:: Listed entries ::
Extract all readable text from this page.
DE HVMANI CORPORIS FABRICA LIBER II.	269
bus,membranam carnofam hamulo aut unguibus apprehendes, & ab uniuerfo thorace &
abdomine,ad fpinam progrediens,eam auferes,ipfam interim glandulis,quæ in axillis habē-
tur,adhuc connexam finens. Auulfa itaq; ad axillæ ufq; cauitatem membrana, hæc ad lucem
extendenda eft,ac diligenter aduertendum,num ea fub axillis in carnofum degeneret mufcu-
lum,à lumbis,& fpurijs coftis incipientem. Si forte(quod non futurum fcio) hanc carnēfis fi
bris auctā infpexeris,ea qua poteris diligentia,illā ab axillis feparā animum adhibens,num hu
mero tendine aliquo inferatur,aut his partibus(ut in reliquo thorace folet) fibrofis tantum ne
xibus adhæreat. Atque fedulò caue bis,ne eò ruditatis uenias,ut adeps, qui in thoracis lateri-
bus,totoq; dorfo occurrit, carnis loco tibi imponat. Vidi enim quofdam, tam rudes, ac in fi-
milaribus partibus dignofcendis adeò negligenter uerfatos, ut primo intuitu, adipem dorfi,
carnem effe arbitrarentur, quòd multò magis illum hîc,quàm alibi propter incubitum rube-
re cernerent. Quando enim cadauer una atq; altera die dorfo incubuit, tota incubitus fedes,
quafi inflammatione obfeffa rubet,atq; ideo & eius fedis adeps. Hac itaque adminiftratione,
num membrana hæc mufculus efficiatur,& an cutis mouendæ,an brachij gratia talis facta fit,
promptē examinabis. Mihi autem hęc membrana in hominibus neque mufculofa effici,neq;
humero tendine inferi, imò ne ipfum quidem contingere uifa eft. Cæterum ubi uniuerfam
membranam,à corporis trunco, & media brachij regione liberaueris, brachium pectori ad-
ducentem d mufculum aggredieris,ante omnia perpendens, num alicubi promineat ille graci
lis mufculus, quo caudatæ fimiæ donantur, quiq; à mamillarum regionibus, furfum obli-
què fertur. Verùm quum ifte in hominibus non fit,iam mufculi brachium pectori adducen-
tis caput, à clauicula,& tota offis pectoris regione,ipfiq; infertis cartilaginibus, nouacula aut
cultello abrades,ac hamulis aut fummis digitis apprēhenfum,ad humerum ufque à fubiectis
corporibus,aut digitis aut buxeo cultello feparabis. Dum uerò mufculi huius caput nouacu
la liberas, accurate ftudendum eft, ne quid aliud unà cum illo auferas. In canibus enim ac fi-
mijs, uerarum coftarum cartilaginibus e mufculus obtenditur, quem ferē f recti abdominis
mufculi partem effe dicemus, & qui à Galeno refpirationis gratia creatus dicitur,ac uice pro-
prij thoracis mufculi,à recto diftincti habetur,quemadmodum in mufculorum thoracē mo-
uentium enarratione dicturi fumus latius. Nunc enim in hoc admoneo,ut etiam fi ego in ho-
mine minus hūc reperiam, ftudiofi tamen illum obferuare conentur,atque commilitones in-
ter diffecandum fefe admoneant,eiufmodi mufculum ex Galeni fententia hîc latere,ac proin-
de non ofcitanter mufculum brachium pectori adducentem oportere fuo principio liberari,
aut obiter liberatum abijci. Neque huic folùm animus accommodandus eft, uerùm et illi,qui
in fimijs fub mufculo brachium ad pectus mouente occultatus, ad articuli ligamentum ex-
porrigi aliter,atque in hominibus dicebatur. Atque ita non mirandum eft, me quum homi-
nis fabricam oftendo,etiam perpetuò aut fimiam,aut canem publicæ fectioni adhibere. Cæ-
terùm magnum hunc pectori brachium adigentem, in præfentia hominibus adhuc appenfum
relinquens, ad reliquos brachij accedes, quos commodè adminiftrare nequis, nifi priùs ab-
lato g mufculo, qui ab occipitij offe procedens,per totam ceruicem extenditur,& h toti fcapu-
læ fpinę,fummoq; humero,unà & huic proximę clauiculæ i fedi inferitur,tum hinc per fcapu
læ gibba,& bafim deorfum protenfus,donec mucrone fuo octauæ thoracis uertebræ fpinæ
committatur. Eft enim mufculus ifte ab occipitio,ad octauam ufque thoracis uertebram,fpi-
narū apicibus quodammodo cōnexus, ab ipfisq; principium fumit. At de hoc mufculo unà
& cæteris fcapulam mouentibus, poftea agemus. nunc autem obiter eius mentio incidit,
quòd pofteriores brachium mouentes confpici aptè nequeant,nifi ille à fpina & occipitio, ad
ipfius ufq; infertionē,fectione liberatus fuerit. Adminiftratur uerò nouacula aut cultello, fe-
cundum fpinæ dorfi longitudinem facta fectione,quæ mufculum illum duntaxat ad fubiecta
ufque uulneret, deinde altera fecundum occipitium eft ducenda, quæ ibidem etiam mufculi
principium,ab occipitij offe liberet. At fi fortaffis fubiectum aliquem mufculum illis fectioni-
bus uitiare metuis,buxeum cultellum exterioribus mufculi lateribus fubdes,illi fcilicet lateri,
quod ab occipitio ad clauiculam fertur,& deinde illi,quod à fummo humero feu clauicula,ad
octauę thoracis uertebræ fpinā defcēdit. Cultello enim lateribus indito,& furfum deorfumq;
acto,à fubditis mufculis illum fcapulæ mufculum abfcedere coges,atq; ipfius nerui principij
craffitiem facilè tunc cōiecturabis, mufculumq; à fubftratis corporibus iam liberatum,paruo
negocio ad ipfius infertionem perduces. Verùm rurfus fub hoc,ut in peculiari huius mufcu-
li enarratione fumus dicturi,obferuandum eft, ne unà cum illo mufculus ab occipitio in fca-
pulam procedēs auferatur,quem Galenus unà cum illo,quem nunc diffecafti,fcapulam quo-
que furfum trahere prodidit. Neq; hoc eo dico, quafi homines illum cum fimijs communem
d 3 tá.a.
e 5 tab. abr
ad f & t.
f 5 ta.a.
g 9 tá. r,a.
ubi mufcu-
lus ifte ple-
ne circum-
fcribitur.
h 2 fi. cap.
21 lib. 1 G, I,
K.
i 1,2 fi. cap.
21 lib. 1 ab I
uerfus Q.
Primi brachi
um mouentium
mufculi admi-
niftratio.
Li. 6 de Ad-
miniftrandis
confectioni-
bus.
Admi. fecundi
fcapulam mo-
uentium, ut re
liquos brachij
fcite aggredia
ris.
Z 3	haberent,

:: What is expected ::
Find every line that holds "Verùm" and copy it.

:: Complete answer ::
què fertur. Verùm quum ifte in hominibus non fit,iam mufculi brachium pectori adducen-
negocio ad ipfius infertionem perduces. Verùm rurfus fub hoc,ut in peculiari huius mufcu-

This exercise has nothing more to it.